# SHORT PROBLEM
Set all the material down again unchanged, without the pictures.

start DATA PROVIDED

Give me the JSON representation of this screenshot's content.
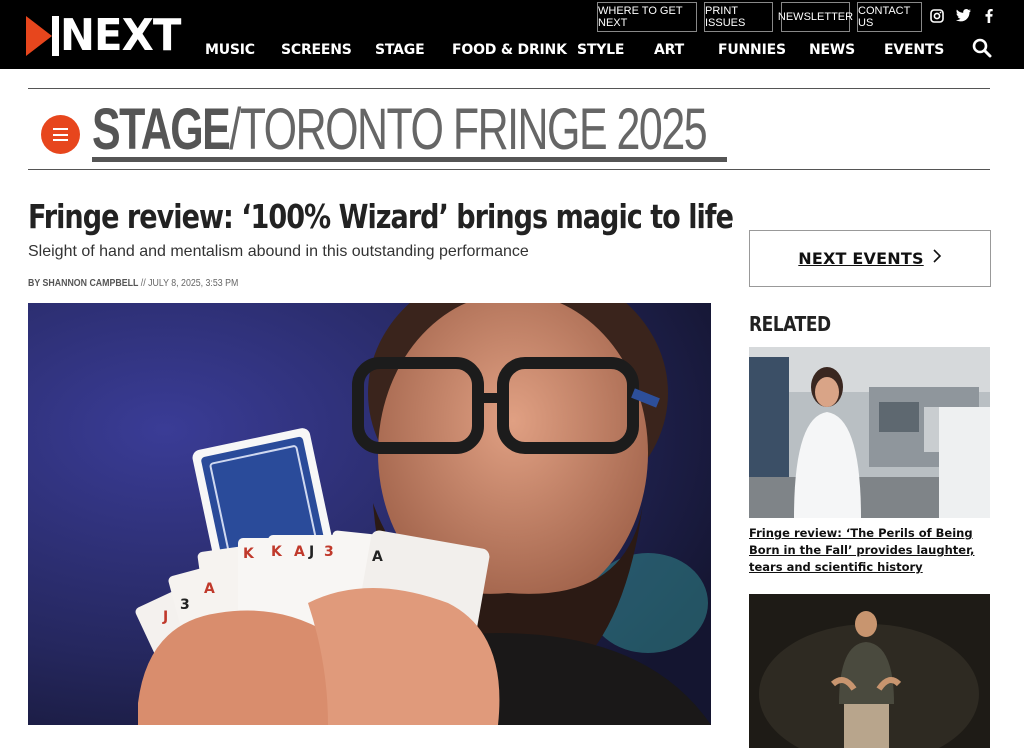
{
  "brand": {
    "logo_text": "NEXT",
    "accent": "#e7461d"
  },
  "utility_nav": [
    {
      "label": "WHERE TO GET NEXT"
    },
    {
      "label": "PRINT ISSUES"
    },
    {
      "label": "NEWSLETTER"
    },
    {
      "label": "CONTACT US"
    }
  ],
  "social": [
    "instagram-icon",
    "twitter-icon",
    "facebook-icon"
  ],
  "main_nav": [
    {
      "label": "MUSIC"
    },
    {
      "label": "SCREENS"
    },
    {
      "label": "STAGE"
    },
    {
      "label": "FOOD & DRINK"
    },
    {
      "label": "STYLE"
    },
    {
      "label": "ART"
    },
    {
      "label": "FUNNIES"
    },
    {
      "label": "NEWS"
    },
    {
      "label": "EVENTS"
    }
  ],
  "section": {
    "primary": "STAGE",
    "secondary": "/TORONTO FRINGE 2025"
  },
  "article": {
    "headline": "Fringe review: ‘100% Wizard’ brings magic to life",
    "subhead": "Sleight of hand and mentalism abound in this outstanding performance",
    "byline_prefix": "BY ",
    "author": "SHANNON CAMPBELL",
    "byline_date": " // JULY 8, 2025, 3:53 PM"
  },
  "sidebar": {
    "next_events_label": "NEXT EVENTS",
    "related_title": "RELATED",
    "related": [
      {
        "title": "Fringe review: ‘The Perils of Being Born in the Fall’ provides laughter, tears and scientific history"
      }
    ]
  }
}
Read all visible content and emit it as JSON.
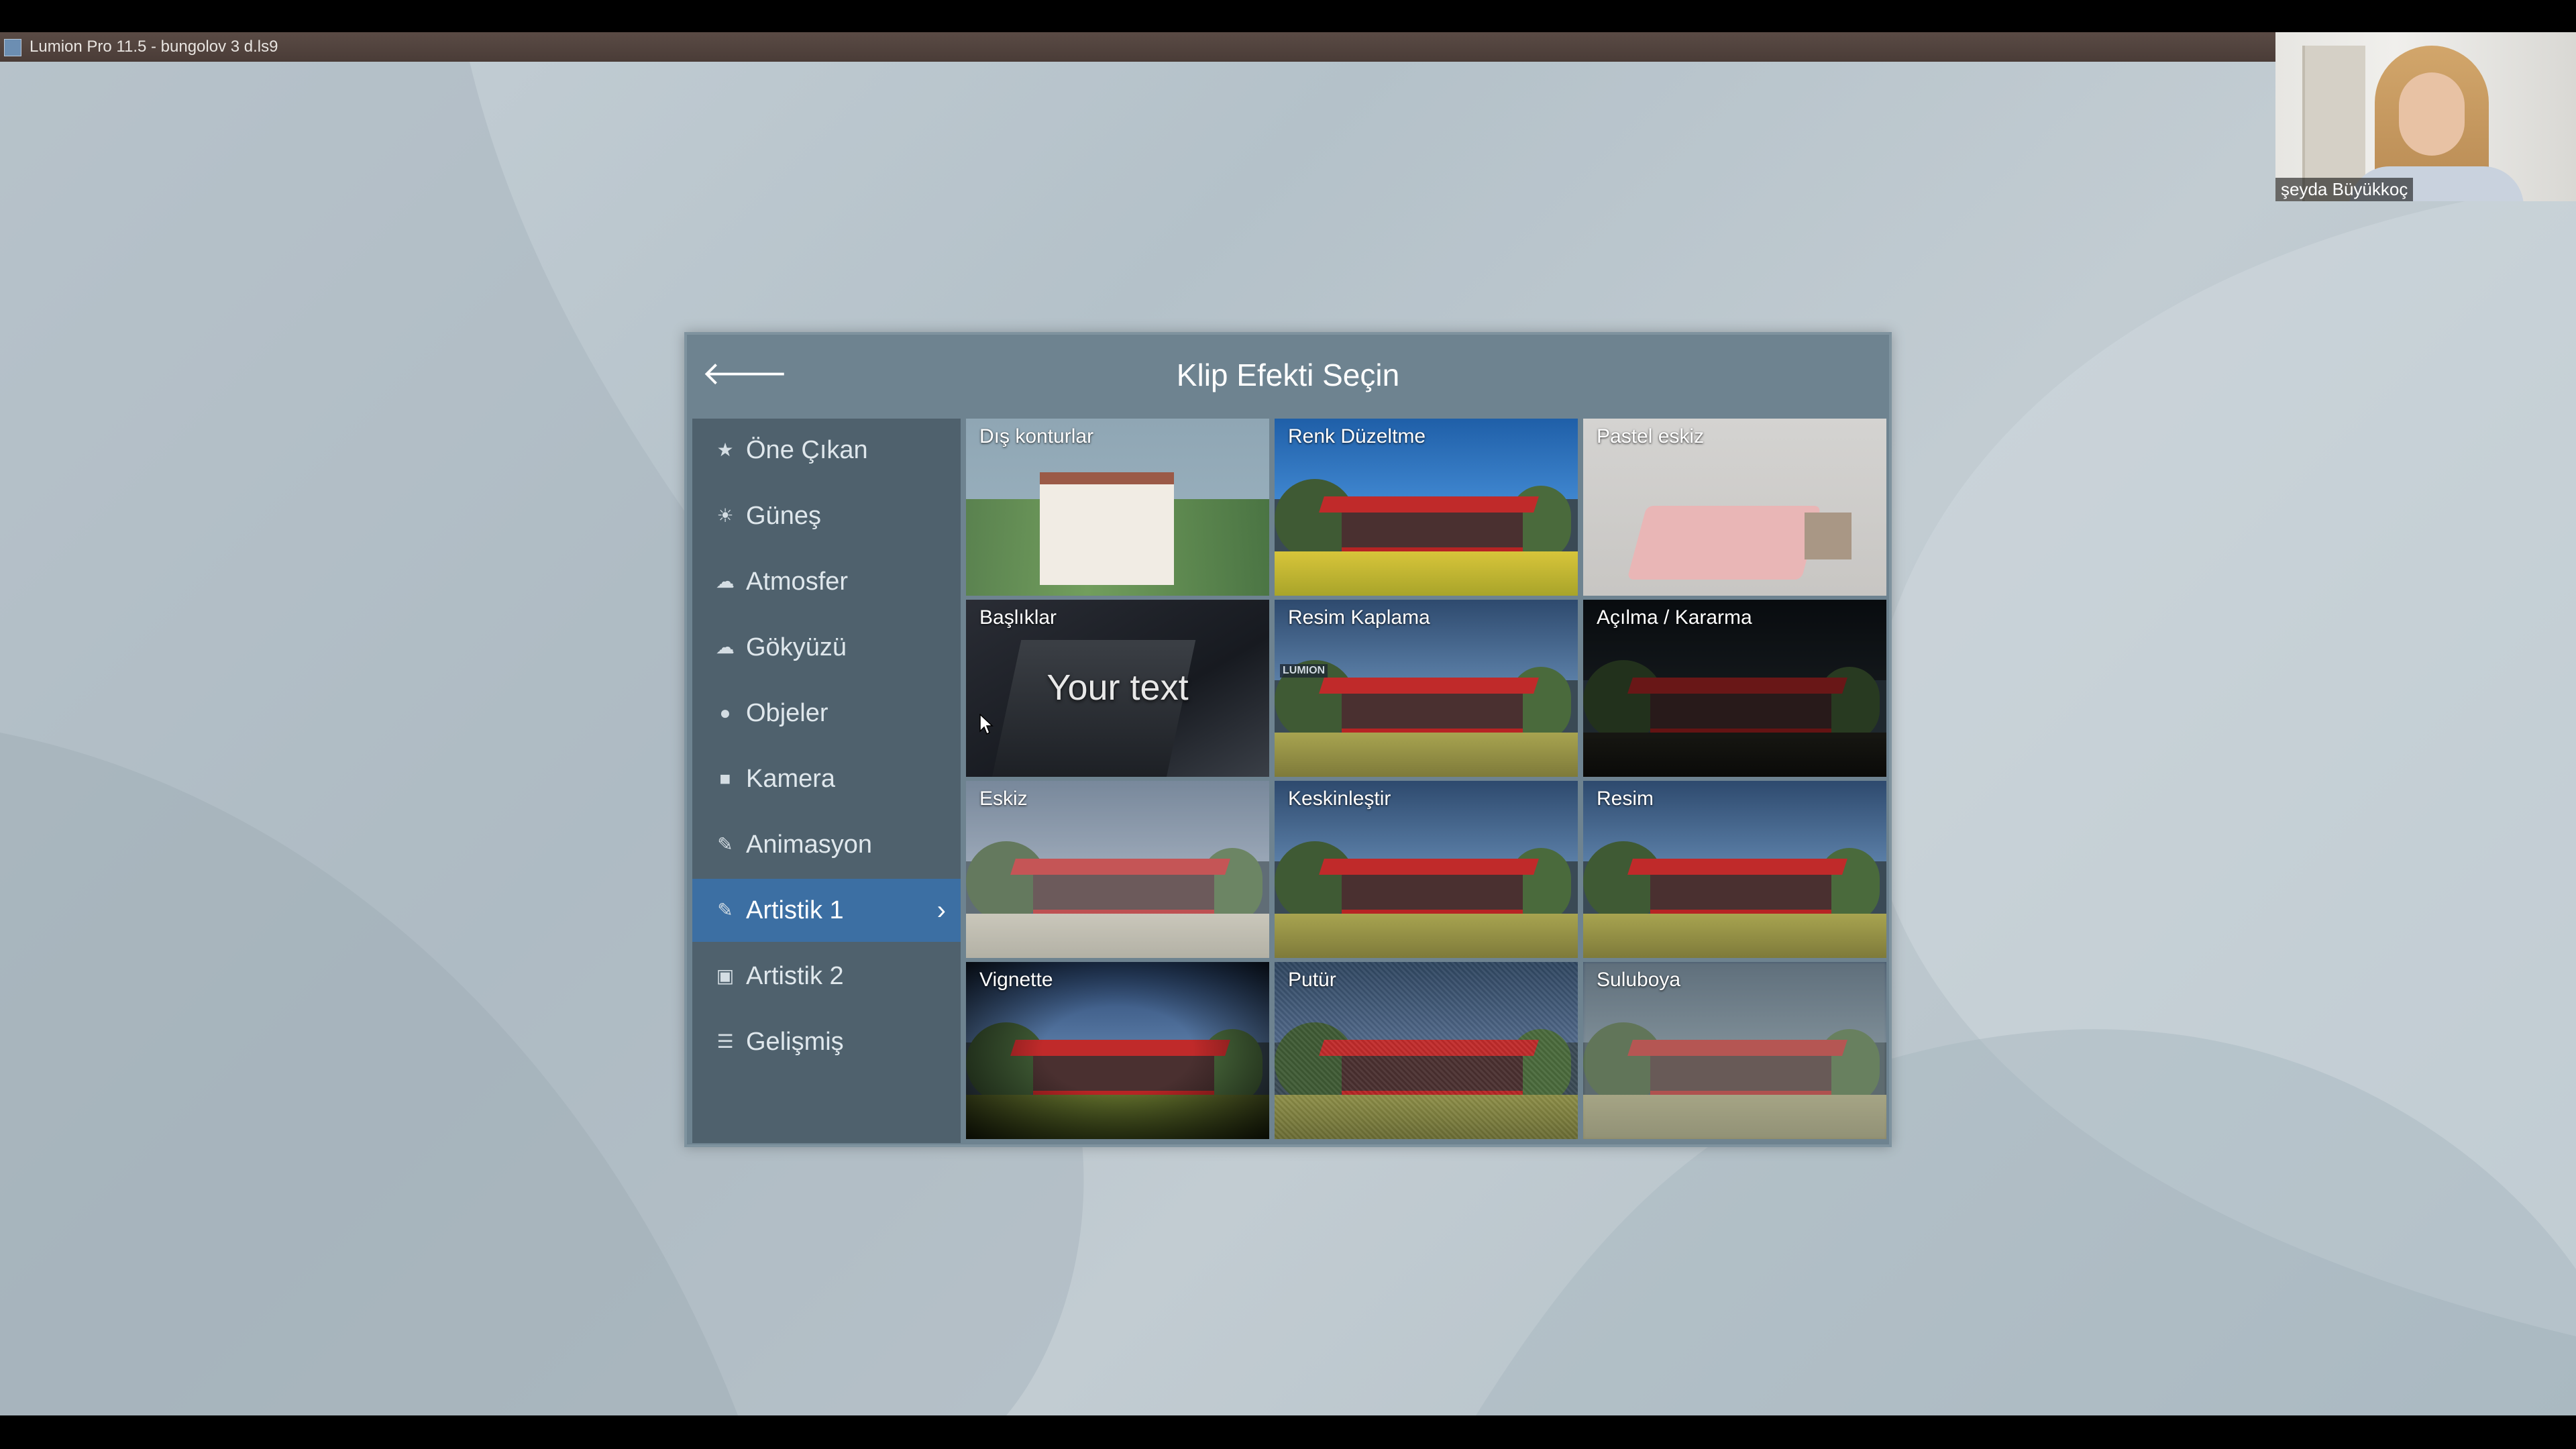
{
  "window": {
    "title": "Lumion Pro 11.5  - bungolov 3 d.ls9"
  },
  "webcam": {
    "name": "şeyda Büyükkoç"
  },
  "dialog": {
    "title": "Klip Efekti Seçin",
    "back_icon": "back-arrow-icon"
  },
  "sidebar": {
    "items": [
      {
        "label": "Öne Çıkan",
        "icon": "star-icon",
        "glyph": "★"
      },
      {
        "label": "Güneş",
        "icon": "sun-icon",
        "glyph": "☀"
      },
      {
        "label": "Atmosfer",
        "icon": "atmosphere-icon",
        "glyph": "☁"
      },
      {
        "label": "Gökyüzü",
        "icon": "cloud-icon",
        "glyph": "☁"
      },
      {
        "label": "Objeler",
        "icon": "circle-icon",
        "glyph": "●"
      },
      {
        "label": "Kamera",
        "icon": "camera-icon",
        "glyph": "■"
      },
      {
        "label": "Animasyon",
        "icon": "brush-icon",
        "glyph": "✎"
      },
      {
        "label": "Artistik 1",
        "icon": "pencil-icon",
        "glyph": "✎",
        "active": true
      },
      {
        "label": "Artistik 2",
        "icon": "image-icon",
        "glyph": "▣"
      },
      {
        "label": "Gelişmiş",
        "icon": "sliders-icon",
        "glyph": "☰"
      }
    ]
  },
  "effects": [
    {
      "label": "Dış konturlar",
      "style": "dis"
    },
    {
      "label": "Renk Düzeltme",
      "style": "vivid"
    },
    {
      "label": "Pastel eskiz",
      "style": "pastel"
    },
    {
      "label": "Başlıklar",
      "style": "title",
      "overlay_text": "Your text"
    },
    {
      "label": "Resim Kaplama",
      "style": "house",
      "badge": "LUMION"
    },
    {
      "label": "Açılma / Kararma",
      "style": "dark"
    },
    {
      "label": "Eskiz",
      "style": "sketch"
    },
    {
      "label": "Keskinleştir",
      "style": "house"
    },
    {
      "label": "Resim",
      "style": "house"
    },
    {
      "label": "Vignette",
      "style": "vignette"
    },
    {
      "label": "Putür",
      "style": "noise"
    },
    {
      "label": "Suluboya",
      "style": "watercolor"
    }
  ],
  "colors": {
    "active_item": "#3c6fa3",
    "sidebar_bg": "#4f616d",
    "dialog_bg": "#6e8390",
    "roof_red": "#c02a2a"
  }
}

end DATA PROVIDED

# ANSWER IN FULL
Give me the JSON representation of this screenshot's content.
{
  "brand": {
    "logo_text": "NEXT",
    "accent": "#e7461d"
  },
  "utility_nav": [
    {
      "label": "WHERE TO GET NEXT"
    },
    {
      "label": "PRINT ISSUES"
    },
    {
      "label": "NEWSLETTER"
    },
    {
      "label": "CONTACT US"
    }
  ],
  "social": [
    "instagram-icon",
    "twitter-icon",
    "facebook-icon"
  ],
  "main_nav": [
    {
      "label": "MUSIC"
    },
    {
      "label": "SCREENS"
    },
    {
      "label": "STAGE"
    },
    {
      "label": "FOOD & DRINK"
    },
    {
      "label": "STYLE"
    },
    {
      "label": "ART"
    },
    {
      "label": "FUNNIES"
    },
    {
      "label": "NEWS"
    },
    {
      "label": "EVENTS"
    }
  ],
  "section": {
    "primary": "STAGE",
    "secondary": "/TORONTO FRINGE 2025"
  },
  "article": {
    "headline": "Fringe review: ‘100% Wizard’ brings magic to life",
    "subhead": "Sleight of hand and mentalism abound in this outstanding performance",
    "byline_prefix": "BY ",
    "author": "SHANNON CAMPBELL",
    "byline_date": " // JULY 8, 2025, 3:53 PM"
  },
  "sidebar": {
    "next_events_label": "NEXT EVENTS",
    "related_title": "RELATED",
    "related": [
      {
        "title": "Fringe review: ‘The Perils of Being Born in the Fall’ provides laughter, tears and scientific history"
      }
    ]
  }
}
Read all visible content and emit it as JSON.
{
  "window": {
    "title": "Lumion Pro 11.5  - bungolov 3 d.ls9"
  },
  "webcam": {
    "name": "şeyda Büyükkoç"
  },
  "dialog": {
    "title": "Klip Efekti Seçin",
    "back_icon": "back-arrow-icon"
  },
  "sidebar": {
    "items": [
      {
        "label": "Öne Çıkan",
        "icon": "star-icon",
        "glyph": "★"
      },
      {
        "label": "Güneş",
        "icon": "sun-icon",
        "glyph": "☀"
      },
      {
        "label": "Atmosfer",
        "icon": "atmosphere-icon",
        "glyph": "☁"
      },
      {
        "label": "Gökyüzü",
        "icon": "cloud-icon",
        "glyph": "☁"
      },
      {
        "label": "Objeler",
        "icon": "circle-icon",
        "glyph": "●"
      },
      {
        "label": "Kamera",
        "icon": "camera-icon",
        "glyph": "■"
      },
      {
        "label": "Animasyon",
        "icon": "brush-icon",
        "glyph": "✎"
      },
      {
        "label": "Artistik 1",
        "icon": "pencil-icon",
        "glyph": "✎",
        "active": true
      },
      {
        "label": "Artistik 2",
        "icon": "image-icon",
        "glyph": "▣"
      },
      {
        "label": "Gelişmiş",
        "icon": "sliders-icon",
        "glyph": "☰"
      }
    ]
  },
  "effects": [
    {
      "label": "Dış konturlar",
      "style": "dis"
    },
    {
      "label": "Renk Düzeltme",
      "style": "vivid"
    },
    {
      "label": "Pastel eskiz",
      "style": "pastel"
    },
    {
      "label": "Başlıklar",
      "style": "title",
      "overlay_text": "Your text"
    },
    {
      "label": "Resim Kaplama",
      "style": "house",
      "badge": "LUMION"
    },
    {
      "label": "Açılma / Kararma",
      "style": "dark"
    },
    {
      "label": "Eskiz",
      "style": "sketch"
    },
    {
      "label": "Keskinleştir",
      "style": "house"
    },
    {
      "label": "Resim",
      "style": "house"
    },
    {
      "label": "Vignette",
      "style": "vignette"
    },
    {
      "label": "Putür",
      "style": "noise"
    },
    {
      "label": "Suluboya",
      "style": "watercolor"
    }
  ],
  "colors": {
    "active_item": "#3c6fa3",
    "sidebar_bg": "#4f616d",
    "dialog_bg": "#6e8390",
    "roof_red": "#c02a2a"
  }
}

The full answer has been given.